Exercise aim: Count how many lines mention the word "Client". Write that number alone.

· · · · ·

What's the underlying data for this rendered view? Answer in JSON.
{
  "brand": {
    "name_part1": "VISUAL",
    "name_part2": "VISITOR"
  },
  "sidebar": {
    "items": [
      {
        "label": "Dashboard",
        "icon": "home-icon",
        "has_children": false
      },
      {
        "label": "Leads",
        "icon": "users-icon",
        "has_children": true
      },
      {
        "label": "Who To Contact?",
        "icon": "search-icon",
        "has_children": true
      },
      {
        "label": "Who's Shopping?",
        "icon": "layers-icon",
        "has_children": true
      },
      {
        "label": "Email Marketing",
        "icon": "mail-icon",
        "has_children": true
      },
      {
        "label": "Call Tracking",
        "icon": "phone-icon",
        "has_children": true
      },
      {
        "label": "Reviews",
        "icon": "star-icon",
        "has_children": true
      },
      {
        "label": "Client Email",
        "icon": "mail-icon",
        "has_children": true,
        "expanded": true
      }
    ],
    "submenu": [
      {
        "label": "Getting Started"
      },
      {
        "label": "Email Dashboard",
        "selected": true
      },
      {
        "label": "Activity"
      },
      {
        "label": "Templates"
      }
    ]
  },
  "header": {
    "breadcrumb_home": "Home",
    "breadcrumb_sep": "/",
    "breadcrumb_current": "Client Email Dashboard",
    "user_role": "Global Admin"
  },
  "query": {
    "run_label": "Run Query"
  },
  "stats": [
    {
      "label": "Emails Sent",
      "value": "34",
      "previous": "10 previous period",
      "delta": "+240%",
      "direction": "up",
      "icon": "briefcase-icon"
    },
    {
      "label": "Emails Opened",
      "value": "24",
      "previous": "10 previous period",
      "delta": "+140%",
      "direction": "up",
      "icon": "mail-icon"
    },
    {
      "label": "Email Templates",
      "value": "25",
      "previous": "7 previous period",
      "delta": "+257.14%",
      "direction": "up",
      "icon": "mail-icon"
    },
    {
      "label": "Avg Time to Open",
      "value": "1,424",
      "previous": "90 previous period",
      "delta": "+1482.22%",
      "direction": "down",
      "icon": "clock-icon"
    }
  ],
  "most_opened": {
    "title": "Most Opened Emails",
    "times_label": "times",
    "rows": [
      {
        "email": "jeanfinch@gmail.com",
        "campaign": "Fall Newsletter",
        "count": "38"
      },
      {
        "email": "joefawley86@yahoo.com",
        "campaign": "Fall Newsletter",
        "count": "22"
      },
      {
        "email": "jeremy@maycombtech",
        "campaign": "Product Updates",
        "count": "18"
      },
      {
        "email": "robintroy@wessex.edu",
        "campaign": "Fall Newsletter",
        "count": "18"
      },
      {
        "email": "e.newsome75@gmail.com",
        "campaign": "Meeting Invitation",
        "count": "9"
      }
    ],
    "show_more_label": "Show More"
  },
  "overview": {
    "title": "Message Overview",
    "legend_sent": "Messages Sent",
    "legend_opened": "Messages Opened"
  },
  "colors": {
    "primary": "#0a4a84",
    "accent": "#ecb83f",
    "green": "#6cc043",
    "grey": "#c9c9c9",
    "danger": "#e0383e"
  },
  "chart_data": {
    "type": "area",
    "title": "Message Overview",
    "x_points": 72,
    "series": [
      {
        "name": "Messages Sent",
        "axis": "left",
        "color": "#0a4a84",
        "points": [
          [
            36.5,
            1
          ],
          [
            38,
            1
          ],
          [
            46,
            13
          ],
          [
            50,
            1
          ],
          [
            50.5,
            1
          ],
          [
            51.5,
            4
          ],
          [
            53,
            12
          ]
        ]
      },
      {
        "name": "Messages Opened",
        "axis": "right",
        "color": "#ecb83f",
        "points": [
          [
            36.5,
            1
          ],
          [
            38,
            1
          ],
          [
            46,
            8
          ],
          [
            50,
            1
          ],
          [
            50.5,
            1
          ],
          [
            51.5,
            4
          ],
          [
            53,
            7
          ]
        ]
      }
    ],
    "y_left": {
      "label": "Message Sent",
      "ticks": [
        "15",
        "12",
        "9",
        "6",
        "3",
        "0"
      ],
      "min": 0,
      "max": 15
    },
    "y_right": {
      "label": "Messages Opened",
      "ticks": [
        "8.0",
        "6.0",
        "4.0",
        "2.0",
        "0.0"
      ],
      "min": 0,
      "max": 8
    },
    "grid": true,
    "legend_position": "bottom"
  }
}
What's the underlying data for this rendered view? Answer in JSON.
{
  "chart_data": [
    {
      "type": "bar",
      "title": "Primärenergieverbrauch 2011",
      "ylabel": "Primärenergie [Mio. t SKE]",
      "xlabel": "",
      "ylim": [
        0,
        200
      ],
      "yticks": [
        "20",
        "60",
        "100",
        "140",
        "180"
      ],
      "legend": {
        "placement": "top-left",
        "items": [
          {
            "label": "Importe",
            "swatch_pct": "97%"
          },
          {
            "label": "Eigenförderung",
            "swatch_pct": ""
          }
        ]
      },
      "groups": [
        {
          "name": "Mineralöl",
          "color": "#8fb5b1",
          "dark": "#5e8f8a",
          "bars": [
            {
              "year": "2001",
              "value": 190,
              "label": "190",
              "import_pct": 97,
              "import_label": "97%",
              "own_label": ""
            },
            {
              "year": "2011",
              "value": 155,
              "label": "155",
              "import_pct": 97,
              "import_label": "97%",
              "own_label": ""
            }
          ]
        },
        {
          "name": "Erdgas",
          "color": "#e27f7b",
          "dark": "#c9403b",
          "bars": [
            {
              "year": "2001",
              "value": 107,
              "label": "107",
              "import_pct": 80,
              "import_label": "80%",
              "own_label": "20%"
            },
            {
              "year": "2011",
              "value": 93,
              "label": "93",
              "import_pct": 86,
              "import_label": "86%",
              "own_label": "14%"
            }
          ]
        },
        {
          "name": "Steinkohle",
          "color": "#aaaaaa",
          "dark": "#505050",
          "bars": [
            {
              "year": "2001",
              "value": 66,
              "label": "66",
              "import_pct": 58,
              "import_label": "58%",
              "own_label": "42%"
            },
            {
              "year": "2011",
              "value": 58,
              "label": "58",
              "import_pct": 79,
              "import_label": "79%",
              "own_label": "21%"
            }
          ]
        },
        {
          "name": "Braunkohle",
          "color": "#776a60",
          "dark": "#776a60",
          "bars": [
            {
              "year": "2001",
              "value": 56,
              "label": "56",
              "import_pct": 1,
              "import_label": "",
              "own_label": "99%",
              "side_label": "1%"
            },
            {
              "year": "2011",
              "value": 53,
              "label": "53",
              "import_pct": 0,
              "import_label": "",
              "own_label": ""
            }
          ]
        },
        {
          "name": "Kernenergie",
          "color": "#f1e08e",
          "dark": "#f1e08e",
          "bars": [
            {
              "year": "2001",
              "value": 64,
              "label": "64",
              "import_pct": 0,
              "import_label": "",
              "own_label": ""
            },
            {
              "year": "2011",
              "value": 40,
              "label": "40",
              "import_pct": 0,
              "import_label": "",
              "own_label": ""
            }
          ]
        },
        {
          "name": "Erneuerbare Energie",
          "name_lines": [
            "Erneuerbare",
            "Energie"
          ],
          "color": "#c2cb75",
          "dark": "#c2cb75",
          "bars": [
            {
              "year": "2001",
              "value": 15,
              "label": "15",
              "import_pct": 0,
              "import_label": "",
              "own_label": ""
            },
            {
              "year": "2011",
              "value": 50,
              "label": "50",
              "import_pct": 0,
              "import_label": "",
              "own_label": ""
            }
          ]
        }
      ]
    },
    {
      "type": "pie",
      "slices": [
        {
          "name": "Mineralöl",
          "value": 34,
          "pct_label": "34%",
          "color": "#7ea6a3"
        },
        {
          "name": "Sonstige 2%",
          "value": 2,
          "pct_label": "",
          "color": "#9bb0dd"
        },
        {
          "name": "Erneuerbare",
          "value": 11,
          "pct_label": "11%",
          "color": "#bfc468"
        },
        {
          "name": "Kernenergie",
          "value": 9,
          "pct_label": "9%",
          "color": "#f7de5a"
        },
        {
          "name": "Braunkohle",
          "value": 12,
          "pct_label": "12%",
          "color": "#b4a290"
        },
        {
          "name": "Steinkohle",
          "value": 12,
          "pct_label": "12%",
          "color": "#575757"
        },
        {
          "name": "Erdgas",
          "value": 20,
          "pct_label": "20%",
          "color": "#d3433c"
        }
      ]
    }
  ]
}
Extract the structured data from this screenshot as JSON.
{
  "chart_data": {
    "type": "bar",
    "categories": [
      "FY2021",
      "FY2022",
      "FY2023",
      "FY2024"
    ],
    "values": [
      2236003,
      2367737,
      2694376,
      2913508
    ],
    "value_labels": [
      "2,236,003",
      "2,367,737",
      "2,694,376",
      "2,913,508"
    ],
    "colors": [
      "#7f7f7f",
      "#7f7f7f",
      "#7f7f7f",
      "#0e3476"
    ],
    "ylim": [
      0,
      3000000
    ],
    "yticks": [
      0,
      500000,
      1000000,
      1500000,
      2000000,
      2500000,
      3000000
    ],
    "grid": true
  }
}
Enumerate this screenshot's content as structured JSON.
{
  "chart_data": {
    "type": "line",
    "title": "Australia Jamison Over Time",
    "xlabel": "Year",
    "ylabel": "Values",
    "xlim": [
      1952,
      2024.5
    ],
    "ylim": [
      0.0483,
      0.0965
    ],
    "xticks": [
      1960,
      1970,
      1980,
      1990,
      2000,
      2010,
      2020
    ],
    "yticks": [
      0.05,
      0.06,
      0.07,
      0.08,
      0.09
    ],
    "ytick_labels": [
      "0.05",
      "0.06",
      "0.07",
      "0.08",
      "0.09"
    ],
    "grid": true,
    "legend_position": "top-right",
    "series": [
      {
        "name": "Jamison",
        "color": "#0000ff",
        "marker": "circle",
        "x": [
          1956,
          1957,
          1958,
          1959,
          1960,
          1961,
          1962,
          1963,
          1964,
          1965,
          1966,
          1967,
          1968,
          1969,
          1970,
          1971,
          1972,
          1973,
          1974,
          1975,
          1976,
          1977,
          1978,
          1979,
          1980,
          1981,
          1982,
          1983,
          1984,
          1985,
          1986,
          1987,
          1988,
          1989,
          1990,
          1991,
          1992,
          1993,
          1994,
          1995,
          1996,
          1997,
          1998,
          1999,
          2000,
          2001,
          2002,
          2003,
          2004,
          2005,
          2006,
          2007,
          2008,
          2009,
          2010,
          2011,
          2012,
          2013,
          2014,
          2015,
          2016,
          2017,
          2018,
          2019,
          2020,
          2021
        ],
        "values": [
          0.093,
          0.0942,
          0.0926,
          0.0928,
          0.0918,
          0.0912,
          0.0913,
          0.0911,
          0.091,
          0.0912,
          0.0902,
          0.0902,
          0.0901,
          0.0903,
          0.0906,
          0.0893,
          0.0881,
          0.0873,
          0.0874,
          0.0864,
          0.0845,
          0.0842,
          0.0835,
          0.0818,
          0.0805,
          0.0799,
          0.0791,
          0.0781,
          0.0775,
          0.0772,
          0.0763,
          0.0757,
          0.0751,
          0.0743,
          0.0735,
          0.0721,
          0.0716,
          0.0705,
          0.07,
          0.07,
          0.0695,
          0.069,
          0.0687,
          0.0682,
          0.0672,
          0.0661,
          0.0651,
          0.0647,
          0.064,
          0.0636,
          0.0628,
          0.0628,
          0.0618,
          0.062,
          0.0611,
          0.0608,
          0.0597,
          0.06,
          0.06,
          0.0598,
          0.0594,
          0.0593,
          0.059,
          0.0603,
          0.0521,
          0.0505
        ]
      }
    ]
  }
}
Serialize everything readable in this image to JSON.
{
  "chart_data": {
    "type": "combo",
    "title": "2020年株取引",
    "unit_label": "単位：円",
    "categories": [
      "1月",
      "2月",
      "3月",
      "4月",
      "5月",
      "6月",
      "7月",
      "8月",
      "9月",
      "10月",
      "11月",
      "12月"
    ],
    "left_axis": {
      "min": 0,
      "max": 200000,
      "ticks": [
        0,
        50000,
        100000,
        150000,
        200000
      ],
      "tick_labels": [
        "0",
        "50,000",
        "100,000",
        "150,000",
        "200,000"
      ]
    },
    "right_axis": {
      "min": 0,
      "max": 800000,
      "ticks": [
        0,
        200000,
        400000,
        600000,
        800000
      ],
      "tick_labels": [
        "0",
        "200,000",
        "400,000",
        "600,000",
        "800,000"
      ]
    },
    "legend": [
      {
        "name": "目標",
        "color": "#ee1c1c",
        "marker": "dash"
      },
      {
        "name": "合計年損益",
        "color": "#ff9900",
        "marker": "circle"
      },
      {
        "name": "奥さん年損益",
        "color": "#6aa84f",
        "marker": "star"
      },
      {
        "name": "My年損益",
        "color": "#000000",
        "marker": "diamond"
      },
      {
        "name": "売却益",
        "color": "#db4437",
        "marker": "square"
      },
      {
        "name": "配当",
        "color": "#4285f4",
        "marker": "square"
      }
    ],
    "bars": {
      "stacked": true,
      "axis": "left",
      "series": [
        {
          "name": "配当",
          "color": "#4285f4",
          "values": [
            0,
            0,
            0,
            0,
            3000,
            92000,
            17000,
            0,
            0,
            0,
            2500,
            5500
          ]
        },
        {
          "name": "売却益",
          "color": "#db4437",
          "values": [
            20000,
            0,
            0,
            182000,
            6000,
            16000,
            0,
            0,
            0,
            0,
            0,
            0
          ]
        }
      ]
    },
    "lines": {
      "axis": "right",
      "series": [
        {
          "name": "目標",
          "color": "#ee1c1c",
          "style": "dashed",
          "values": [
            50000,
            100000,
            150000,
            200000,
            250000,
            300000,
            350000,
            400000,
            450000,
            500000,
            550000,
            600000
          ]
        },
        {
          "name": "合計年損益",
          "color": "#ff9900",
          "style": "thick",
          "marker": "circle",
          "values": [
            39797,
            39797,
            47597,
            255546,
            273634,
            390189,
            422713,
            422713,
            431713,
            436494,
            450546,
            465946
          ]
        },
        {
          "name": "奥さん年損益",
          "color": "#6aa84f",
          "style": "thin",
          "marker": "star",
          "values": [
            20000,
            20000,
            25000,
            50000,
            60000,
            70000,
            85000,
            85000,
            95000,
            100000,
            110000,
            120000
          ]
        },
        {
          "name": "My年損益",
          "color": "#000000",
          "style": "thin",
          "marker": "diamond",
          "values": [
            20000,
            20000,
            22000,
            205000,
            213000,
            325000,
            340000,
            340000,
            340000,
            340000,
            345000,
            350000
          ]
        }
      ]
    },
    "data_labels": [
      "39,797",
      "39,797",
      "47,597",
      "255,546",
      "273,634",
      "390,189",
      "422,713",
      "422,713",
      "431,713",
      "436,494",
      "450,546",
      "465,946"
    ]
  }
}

· · · · ·

Exercise response: 2